§ **AIM**
Write out each line word for word. Drop pictures.

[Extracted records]
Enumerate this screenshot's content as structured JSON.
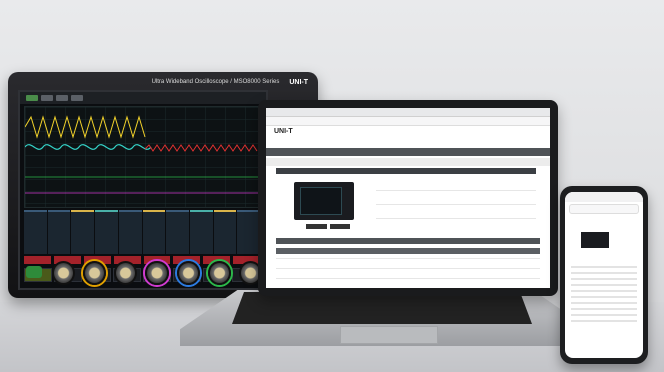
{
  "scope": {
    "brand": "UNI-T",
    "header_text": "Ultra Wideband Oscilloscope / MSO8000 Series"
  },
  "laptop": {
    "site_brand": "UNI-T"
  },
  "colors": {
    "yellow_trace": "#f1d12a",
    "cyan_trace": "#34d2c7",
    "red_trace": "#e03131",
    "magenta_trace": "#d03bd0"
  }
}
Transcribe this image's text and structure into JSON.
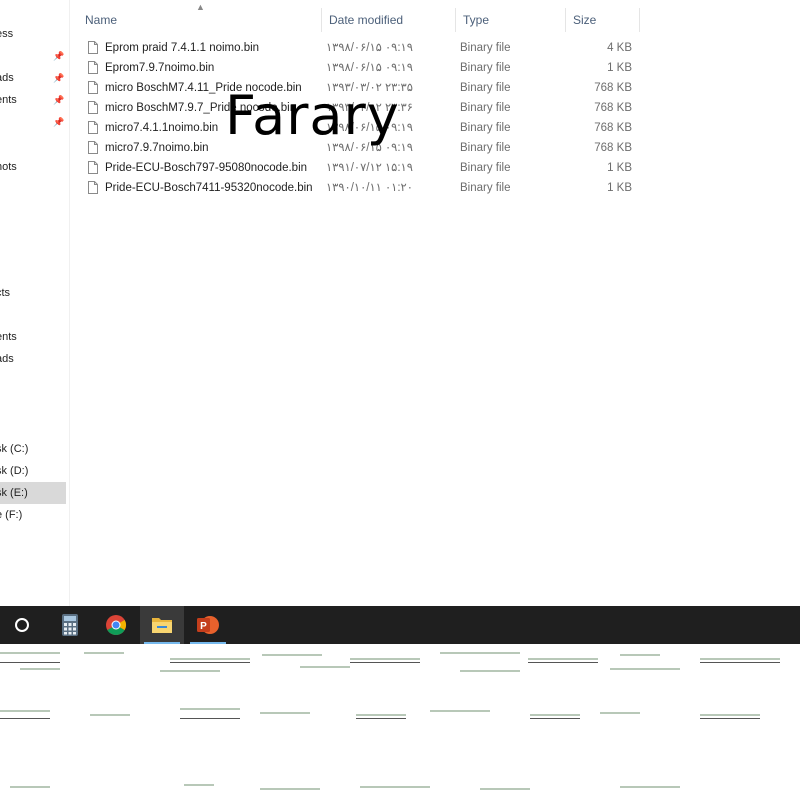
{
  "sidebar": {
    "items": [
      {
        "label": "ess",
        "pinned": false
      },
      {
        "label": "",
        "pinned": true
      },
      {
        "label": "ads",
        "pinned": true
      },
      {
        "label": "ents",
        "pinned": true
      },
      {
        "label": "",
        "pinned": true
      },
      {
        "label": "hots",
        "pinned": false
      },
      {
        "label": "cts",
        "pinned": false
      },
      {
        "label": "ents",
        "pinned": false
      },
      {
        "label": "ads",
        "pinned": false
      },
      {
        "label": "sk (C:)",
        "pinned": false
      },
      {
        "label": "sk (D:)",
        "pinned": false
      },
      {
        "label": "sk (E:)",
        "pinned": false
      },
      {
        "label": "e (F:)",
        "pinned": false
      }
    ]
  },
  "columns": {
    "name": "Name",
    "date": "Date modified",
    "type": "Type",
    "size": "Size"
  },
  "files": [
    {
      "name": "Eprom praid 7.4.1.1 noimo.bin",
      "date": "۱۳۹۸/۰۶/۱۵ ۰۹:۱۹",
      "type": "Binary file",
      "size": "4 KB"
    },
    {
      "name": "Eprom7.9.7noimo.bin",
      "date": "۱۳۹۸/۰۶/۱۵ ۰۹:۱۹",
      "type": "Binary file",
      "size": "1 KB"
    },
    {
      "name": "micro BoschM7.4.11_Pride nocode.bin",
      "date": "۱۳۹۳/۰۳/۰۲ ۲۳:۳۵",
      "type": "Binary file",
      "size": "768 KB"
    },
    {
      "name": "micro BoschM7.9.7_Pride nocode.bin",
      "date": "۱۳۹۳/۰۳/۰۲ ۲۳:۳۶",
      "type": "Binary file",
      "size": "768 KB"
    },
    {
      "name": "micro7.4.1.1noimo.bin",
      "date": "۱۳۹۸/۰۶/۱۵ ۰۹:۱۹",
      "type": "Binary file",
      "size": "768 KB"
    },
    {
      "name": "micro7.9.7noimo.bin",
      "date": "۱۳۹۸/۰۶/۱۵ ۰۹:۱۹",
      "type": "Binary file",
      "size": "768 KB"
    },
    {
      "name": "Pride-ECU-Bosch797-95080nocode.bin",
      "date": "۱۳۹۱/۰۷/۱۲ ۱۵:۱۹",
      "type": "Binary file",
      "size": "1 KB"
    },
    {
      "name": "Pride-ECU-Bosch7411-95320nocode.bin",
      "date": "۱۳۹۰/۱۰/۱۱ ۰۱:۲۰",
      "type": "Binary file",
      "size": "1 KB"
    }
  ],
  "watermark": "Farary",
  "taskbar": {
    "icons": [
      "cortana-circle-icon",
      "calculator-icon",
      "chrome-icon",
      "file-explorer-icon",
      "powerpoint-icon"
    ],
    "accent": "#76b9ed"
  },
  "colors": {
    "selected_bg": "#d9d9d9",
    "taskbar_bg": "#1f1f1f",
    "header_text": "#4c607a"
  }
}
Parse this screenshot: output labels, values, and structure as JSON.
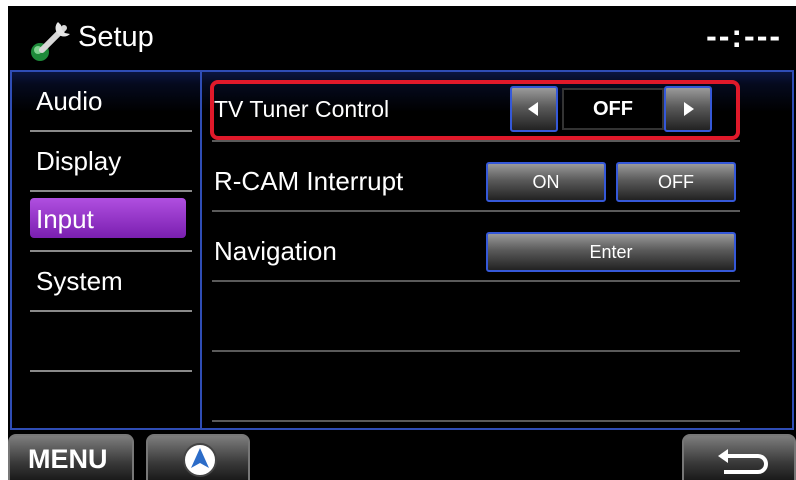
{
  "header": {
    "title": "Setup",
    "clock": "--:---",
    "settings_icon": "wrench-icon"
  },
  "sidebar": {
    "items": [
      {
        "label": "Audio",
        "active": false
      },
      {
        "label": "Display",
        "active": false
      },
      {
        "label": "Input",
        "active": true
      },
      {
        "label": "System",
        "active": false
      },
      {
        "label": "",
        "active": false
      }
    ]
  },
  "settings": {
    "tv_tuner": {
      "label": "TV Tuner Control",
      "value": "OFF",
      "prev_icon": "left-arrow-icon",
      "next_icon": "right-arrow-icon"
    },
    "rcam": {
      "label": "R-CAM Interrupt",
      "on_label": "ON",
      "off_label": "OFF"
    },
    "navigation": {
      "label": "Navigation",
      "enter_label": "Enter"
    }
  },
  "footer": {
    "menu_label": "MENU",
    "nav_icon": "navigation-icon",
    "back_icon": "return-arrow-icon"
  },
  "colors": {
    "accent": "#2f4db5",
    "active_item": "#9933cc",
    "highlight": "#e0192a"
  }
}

§ **COMPLETED TASK**
Enumerate this screenshot's content as structured JSON.
{
  "scope": {
    "brand": "UNI-T",
    "header_text": "Ultra Wideband Oscilloscope / MSO8000 Series"
  },
  "laptop": {
    "site_brand": "UNI-T"
  },
  "colors": {
    "yellow_trace": "#f1d12a",
    "cyan_trace": "#34d2c7",
    "red_trace": "#e03131",
    "magenta_trace": "#d03bd0"
  }
}
Transcribe this image's text and structure into JSON.
{
  "sidebar": {
    "items": [
      {
        "label": "ess",
        "pinned": false
      },
      {
        "label": "",
        "pinned": true
      },
      {
        "label": "ads",
        "pinned": true
      },
      {
        "label": "ents",
        "pinned": true
      },
      {
        "label": "",
        "pinned": true
      },
      {
        "label": "hots",
        "pinned": false
      },
      {
        "label": "cts",
        "pinned": false
      },
      {
        "label": "ents",
        "pinned": false
      },
      {
        "label": "ads",
        "pinned": false
      },
      {
        "label": "sk (C:)",
        "pinned": false
      },
      {
        "label": "sk (D:)",
        "pinned": false
      },
      {
        "label": "sk (E:)",
        "pinned": false
      },
      {
        "label": "e (F:)",
        "pinned": false
      }
    ]
  },
  "columns": {
    "name": "Name",
    "date": "Date modified",
    "type": "Type",
    "size": "Size"
  },
  "files": [
    {
      "name": "Eprom praid 7.4.1.1 noimo.bin",
      "date": "۱۳۹۸/۰۶/۱۵ ۰۹:۱۹",
      "type": "Binary file",
      "size": "4 KB"
    },
    {
      "name": "Eprom7.9.7noimo.bin",
      "date": "۱۳۹۸/۰۶/۱۵ ۰۹:۱۹",
      "type": "Binary file",
      "size": "1 KB"
    },
    {
      "name": "micro BoschM7.4.11_Pride nocode.bin",
      "date": "۱۳۹۳/۰۳/۰۲ ۲۳:۳۵",
      "type": "Binary file",
      "size": "768 KB"
    },
    {
      "name": "micro BoschM7.9.7_Pride nocode.bin",
      "date": "۱۳۹۳/۰۳/۰۲ ۲۳:۳۶",
      "type": "Binary file",
      "size": "768 KB"
    },
    {
      "name": "micro7.4.1.1noimo.bin",
      "date": "۱۳۹۸/۰۶/۱۵ ۰۹:۱۹",
      "type": "Binary file",
      "size": "768 KB"
    },
    {
      "name": "micro7.9.7noimo.bin",
      "date": "۱۳۹۸/۰۶/۱۵ ۰۹:۱۹",
      "type": "Binary file",
      "size": "768 KB"
    },
    {
      "name": "Pride-ECU-Bosch797-95080nocode.bin",
      "date": "۱۳۹۱/۰۷/۱۲ ۱۵:۱۹",
      "type": "Binary file",
      "size": "1 KB"
    },
    {
      "name": "Pride-ECU-Bosch7411-95320nocode.bin",
      "date": "۱۳۹۰/۱۰/۱۱ ۰۱:۲۰",
      "type": "Binary file",
      "size": "1 KB"
    }
  ],
  "watermark": "Farary",
  "taskbar": {
    "icons": [
      "cortana-circle-icon",
      "calculator-icon",
      "chrome-icon",
      "file-explorer-icon",
      "powerpoint-icon"
    ],
    "accent": "#76b9ed"
  },
  "colors": {
    "selected_bg": "#d9d9d9",
    "taskbar_bg": "#1f1f1f",
    "header_text": "#4c607a"
  }
}
Parse this screenshot: output labels, values, and structure as JSON.
{
  "header": {
    "title": "Setup",
    "clock": "--:---",
    "settings_icon": "wrench-icon"
  },
  "sidebar": {
    "items": [
      {
        "label": "Audio",
        "active": false
      },
      {
        "label": "Display",
        "active": false
      },
      {
        "label": "Input",
        "active": true
      },
      {
        "label": "System",
        "active": false
      },
      {
        "label": "",
        "active": false
      }
    ]
  },
  "settings": {
    "tv_tuner": {
      "label": "TV Tuner Control",
      "value": "OFF",
      "prev_icon": "left-arrow-icon",
      "next_icon": "right-arrow-icon"
    },
    "rcam": {
      "label": "R-CAM Interrupt",
      "on_label": "ON",
      "off_label": "OFF"
    },
    "navigation": {
      "label": "Navigation",
      "enter_label": "Enter"
    }
  },
  "footer": {
    "menu_label": "MENU",
    "nav_icon": "navigation-icon",
    "back_icon": "return-arrow-icon"
  },
  "colors": {
    "accent": "#2f4db5",
    "active_item": "#9933cc",
    "highlight": "#e0192a"
  }
}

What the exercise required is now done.